Exercise details:
Read the lines below. Copy out any that hold the string "врача".

Records provided:
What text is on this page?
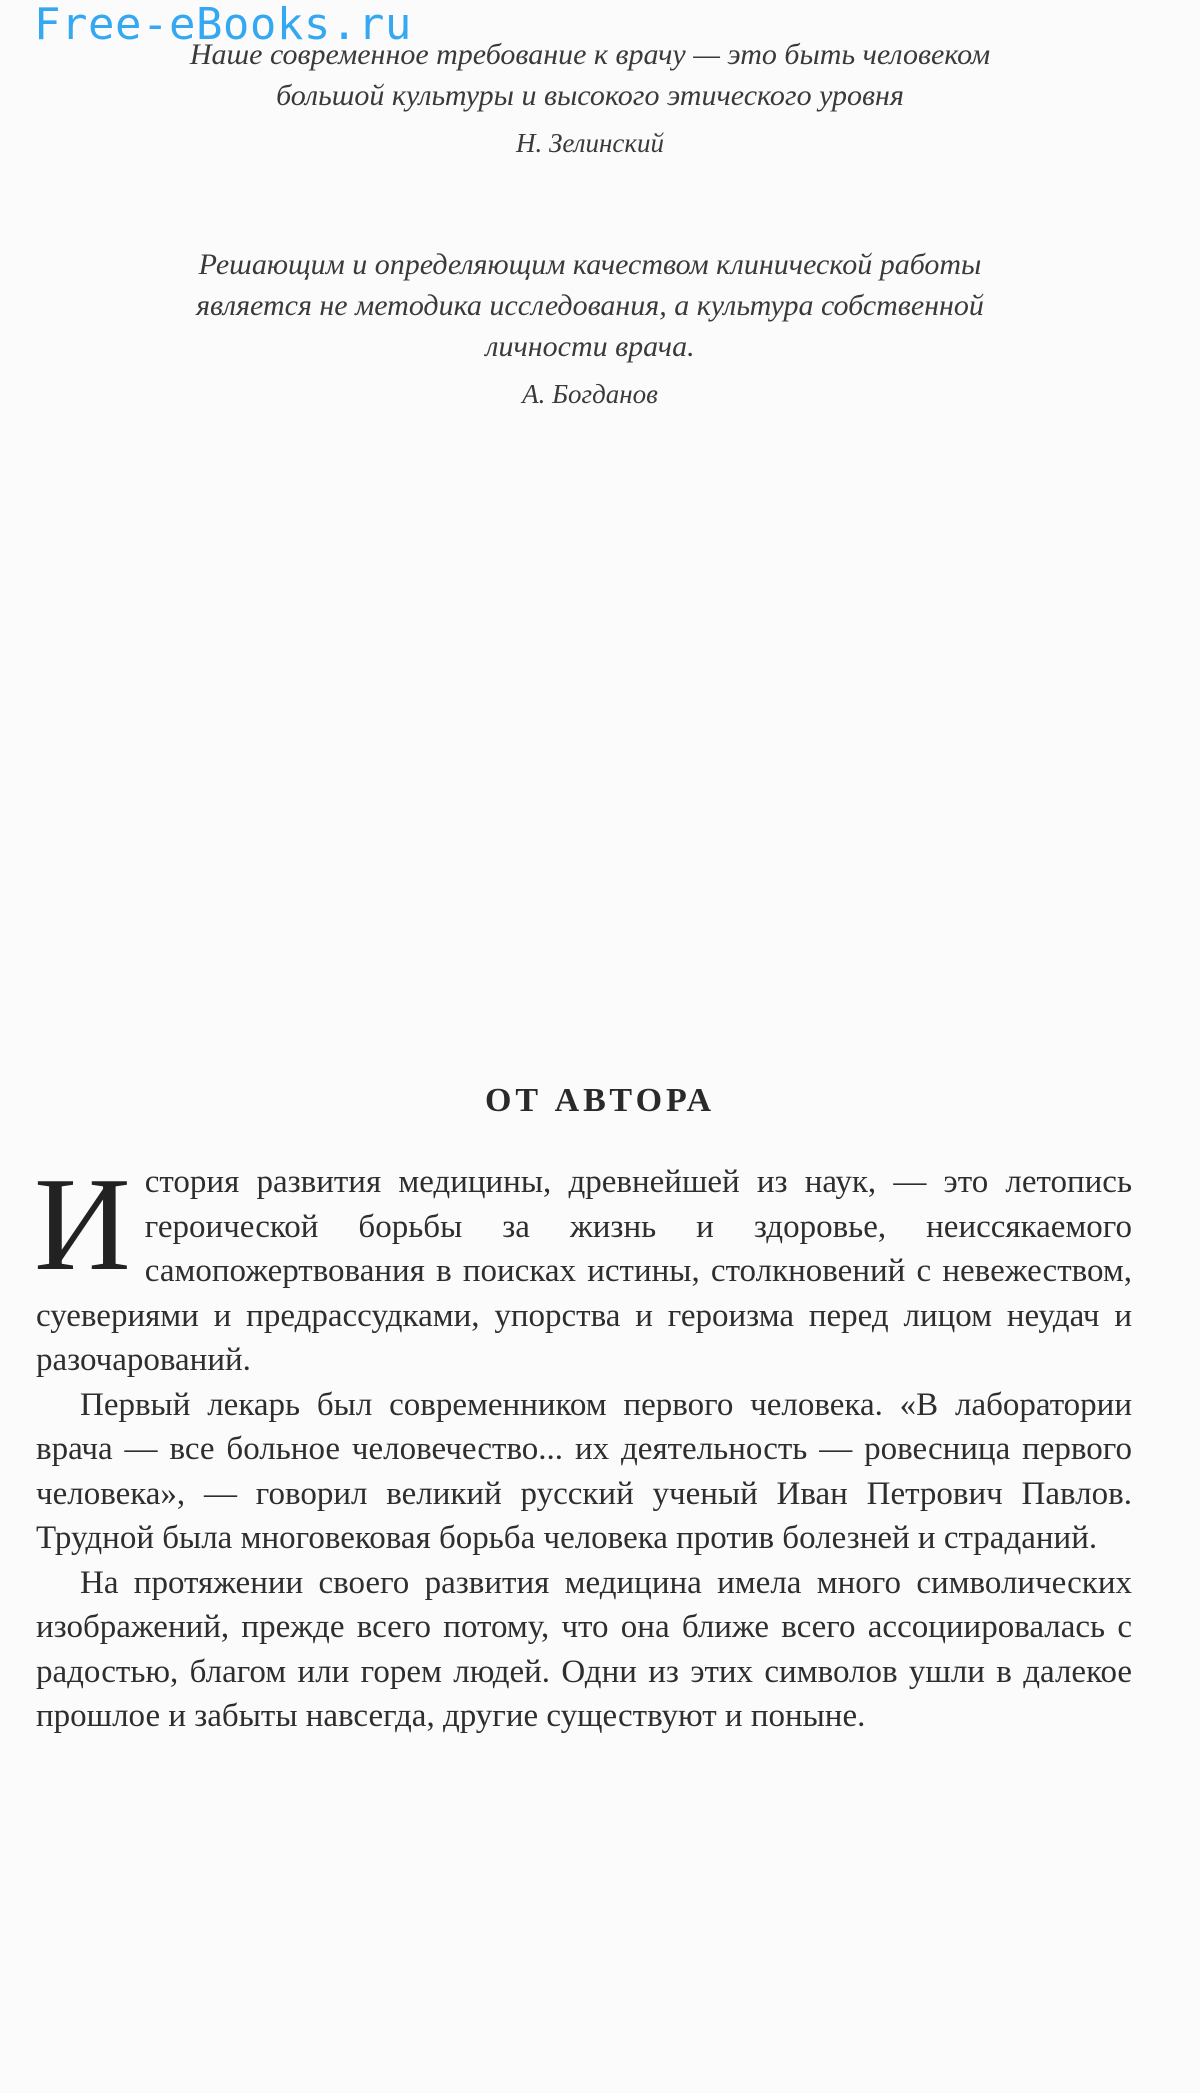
Free-eBooks.ru

Наше современное требование к врачу — это быть человеком большой культуры и высокого этического уровня

Н. Зелинский

Решающим и определяющим качеством клинической работы является не методика исследования, а культура собственной личности врача.

А. Богданов

ОТ АВТОРА

История развития медицины, древнейшей из наук, — это летопись героической борьбы за жизнь и здоровье, неиссякаемого самопожертвования в поисках истины, столкновений с невежеством, суевериями и предрассудками, упорства и героизма перед лицом неудач и разочарований.

Первый лекарь был современником первого человека. «В лаборатории врача — все больное человечество... их деятельность — ровесница первого человека», — говорил великий русский ученый Иван Петрович Павлов. Трудной была многовековая борьба человека против болезней и страданий.

На протяжении своего развития медицина имела много символических изображений, прежде всего потому, что она ближе всего ассоциировалась с радостью, благом или горем людей. Одни из этих символов ушли в далекое прошлое и забыты навсегда, другие существуют и поныне.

Problem solution:
Решающим и определяющим качеством клинической работы является не методика исследования, а культура собственной личности врача.
Первый лекарь был современником первого человека. «В лаборатории врача — все больное человечество... их деятельность — ровесница первого человека», — говорил великий русский ученый Иван Петрович Павлов. Трудной была многовековая борьба человека против болезней и страданий.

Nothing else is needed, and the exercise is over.